## TEXT EXCERPT

▬▬▬

Taíno people over the age of fourteen were expected to pay a tribute of a hawk’s bell full of gold dust or twenty-five pounds of spun cotton every three months; those who failed to do so had their hands cut off. Mutilation and torture was used to control Spanish settlers as well; documents tell of one woman who was stripped naked and paraded through town before having her tongue cut out for suggesting that Columbus was of lowly birth. In 1500, Columbus’s governorship was revoked and he was investigated for the allegations of brutality. Taíno population numbers are still widely debated, but some estimates say that as much as 85 percent of the Native population was dead by the early 1500s. 

Although he wasn’t the first person (or even the first European) to reach the Americas, Columbus does deserve credit for connecting the Eastern and Western Hemispheres in a way they had not been before. However, acknowledging his role in history is vastly different from putting the man on a literal pedestal. Indigenous activists have clearly laid out why public statues of someone who so horrifically brutalized their ancestors make them feel unwelcome. 

Still, some people argue that this is a slippery slope; everyone has skeletons in their closet and Columbus’s just happened to be legion and literal. Martin Luther King Jr. cheated on his wife and Mahatma Gandhi was an anti-Black racist; no one is perfect. This is completely true. Statues created to celebrate people will always be problematic, because even those of us who accomplish monumental things are only human.

So instead of lionizing an individual, statues should be constructed for educational purposes. The Waterfront Park statue fails this test as well. Instead of meaningful information about who Columbus was, its pedestal is etched with the names of its donors. Even if it did have information about Columbus himself, the statue would still fail to educate the public, because everything about him that could fit on a plaque is already common knowledge. The chances of someone strolling through Waterfront Park, coming across the statue, and discovering for the first time the existence and achievements of a man named Christopher Columbus are slim to none. The same is true for statues of George Washington or Abraham Lincoln; when it comes to major historical figures, statues just aren’t the most effective way to further our collective education.

▬▬▬

## SHORT EXERCISE 1
Reproduce everything in the Columbus passage from "Although he wasn’t" down to "are only human.".
## SHORT EXERCISE 2
Pick up the Columbus passage after its final sentence and keep writing it.

▬▬▬

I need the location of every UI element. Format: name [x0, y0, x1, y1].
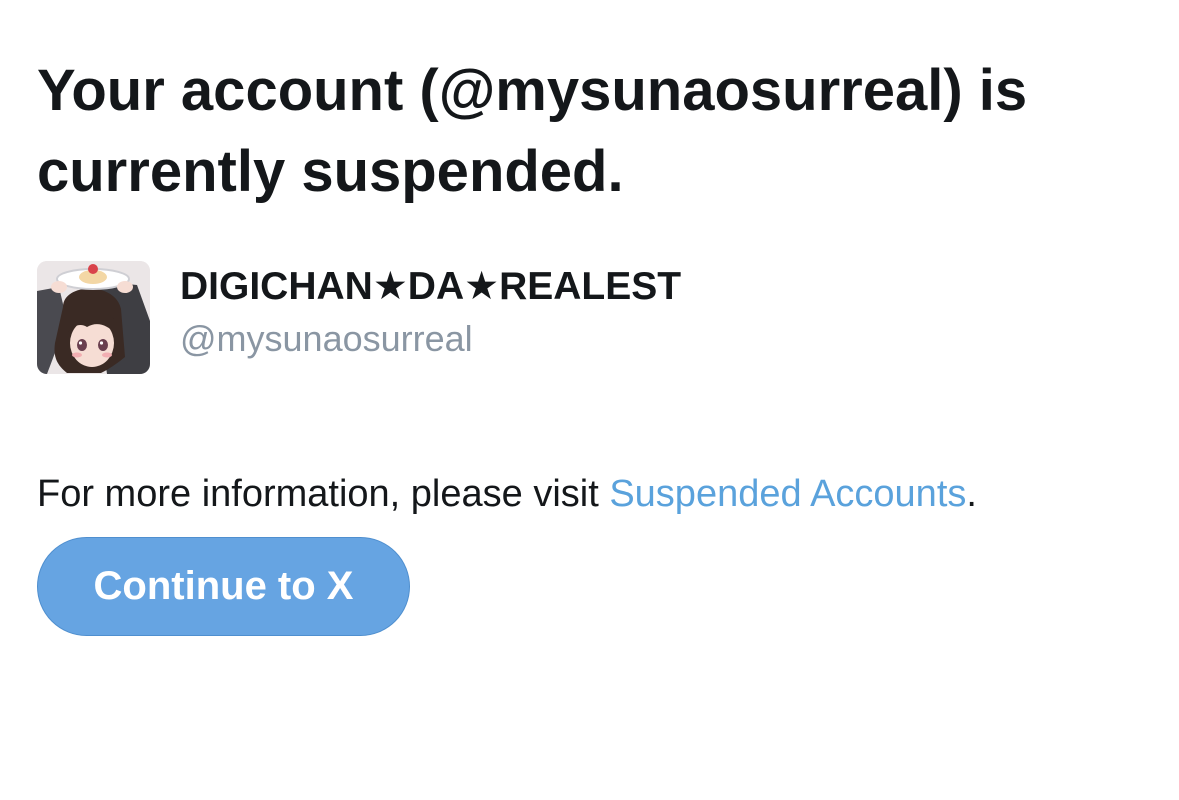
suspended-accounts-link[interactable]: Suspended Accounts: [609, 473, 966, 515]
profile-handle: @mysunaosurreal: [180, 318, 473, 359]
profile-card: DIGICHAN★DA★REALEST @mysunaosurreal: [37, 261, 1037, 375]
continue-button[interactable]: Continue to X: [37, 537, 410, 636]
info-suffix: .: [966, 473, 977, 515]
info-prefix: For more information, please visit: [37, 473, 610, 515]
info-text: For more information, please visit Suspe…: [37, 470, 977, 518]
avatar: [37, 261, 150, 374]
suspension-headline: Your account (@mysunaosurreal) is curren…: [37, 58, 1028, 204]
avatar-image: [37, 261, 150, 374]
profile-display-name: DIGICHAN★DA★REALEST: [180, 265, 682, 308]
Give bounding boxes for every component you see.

▬▬▬

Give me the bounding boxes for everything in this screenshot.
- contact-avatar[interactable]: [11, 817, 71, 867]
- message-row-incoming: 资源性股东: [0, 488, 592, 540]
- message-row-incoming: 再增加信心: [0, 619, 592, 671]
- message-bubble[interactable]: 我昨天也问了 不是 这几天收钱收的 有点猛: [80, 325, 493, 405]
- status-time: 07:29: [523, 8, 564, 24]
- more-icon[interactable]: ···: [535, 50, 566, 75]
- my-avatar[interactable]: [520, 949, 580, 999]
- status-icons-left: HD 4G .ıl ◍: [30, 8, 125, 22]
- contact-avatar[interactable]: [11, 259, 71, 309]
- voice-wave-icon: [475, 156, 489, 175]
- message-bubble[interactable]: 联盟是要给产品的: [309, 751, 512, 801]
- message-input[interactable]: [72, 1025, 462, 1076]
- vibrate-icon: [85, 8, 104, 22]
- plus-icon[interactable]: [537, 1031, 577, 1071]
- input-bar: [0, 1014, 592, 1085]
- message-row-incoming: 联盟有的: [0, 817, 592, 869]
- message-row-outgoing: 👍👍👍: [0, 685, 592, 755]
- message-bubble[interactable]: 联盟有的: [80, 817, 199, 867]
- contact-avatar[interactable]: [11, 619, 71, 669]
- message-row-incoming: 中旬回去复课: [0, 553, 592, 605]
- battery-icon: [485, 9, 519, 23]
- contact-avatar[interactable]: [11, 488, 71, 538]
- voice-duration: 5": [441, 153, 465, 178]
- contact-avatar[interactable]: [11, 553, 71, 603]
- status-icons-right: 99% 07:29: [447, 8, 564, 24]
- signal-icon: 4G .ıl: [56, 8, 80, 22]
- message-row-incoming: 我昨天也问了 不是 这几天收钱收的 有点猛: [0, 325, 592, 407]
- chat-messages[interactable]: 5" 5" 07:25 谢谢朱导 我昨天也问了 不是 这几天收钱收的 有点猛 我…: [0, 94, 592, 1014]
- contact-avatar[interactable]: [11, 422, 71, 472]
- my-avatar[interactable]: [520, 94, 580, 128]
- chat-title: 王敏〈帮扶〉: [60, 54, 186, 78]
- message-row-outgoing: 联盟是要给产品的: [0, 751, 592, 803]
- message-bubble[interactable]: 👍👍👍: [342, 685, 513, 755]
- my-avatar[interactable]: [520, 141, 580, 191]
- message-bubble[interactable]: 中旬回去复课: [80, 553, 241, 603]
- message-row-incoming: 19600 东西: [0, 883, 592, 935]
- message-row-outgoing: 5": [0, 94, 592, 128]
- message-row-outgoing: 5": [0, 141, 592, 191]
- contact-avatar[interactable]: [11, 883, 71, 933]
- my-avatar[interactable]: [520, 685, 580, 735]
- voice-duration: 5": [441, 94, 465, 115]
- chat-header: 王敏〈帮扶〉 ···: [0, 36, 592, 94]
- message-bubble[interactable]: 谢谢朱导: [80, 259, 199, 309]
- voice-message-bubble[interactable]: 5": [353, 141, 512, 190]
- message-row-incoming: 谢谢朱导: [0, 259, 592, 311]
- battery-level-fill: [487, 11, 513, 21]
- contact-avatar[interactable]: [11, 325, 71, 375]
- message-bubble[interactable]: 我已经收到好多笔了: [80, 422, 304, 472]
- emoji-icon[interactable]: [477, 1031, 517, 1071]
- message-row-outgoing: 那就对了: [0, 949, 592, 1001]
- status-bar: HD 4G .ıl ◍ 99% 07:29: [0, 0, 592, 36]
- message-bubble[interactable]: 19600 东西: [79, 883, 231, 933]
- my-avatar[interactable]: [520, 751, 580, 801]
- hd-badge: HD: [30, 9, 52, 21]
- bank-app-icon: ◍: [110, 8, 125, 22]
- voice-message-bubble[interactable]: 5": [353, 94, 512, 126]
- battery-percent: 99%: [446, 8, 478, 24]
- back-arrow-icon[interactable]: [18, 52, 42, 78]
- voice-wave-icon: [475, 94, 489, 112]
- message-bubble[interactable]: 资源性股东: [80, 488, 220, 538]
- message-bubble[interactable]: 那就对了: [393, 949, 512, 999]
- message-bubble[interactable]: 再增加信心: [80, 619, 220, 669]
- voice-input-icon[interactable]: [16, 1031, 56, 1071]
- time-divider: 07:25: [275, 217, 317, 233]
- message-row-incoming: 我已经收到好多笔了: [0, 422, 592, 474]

▬▬▬

## WRITTEN REPLY 1
Although he wasn’t the first person (or even the first European) to reach the Americas, Columbus does deserve credit for connecting the Eastern and Western Hemispheres in a way they had not been before. However, acknowledging his role in history is vastly different from putting the man on a literal pedestal. Indigenous activists have clearly laid out why public statues of someone who so horrifically brutalized their ancestors make them feel unwelcome. 

Still, some people argue that this is a slippery slope; everyone has skeletons in their closet and Columbus’s just happened to be legion and literal. Martin Luther King Jr. cheated on his wife and Mahatma Gandhi was an anti-Black racist; no one is perfect. This is completely true. Statues created to celebrate people will always be problematic, because even those of us who accomplish monumental things are only human.

## WRITTEN REPLY 2
The best statues, in fact, are of historical figures who few have heard of before. Without a statue, Columbus’s life story will still be taught in schools across the country; can the same be said of Josephine St. Pierre Ruffin, a Boston civil rights activist, suffragist, and editor of the first national newspaper by and for African American women? Or if residents of the North End would prefer another Italian, can the same be said of Nicola Sacco and Bartolomeo Vanzetti, two immigrants executed in Boston in 1927 for a murder they didn’t commit—a punishment widely believed to have been motivated by their anarchist political alignments? 

The less prominent figures of history shouldn’t be hidden away behind class barriers. Some Boston residents might already know about the life of pioneering landscape architect and peace activist Rose Standish Nichols, but they’re likely the ones who have the disposable income and time to visit the Nichols House Museum. Similarly, most of the people who know the story of Boston school desegregation advocate Ruth Batson have the resources to study racial justice or education at universities. Statues of lesser-known historical figures placed in the public sphere give us an honest opportunity to educate ourselves without the class barriers associated with universities and museums.

The city of Boston is still deliberating whether to restore the Waterfront Park Columbus statue or not. I urge them to replace the statue with someone virtually unknown; it’s time to give Bostonians the opportunity to learn a new facet of history.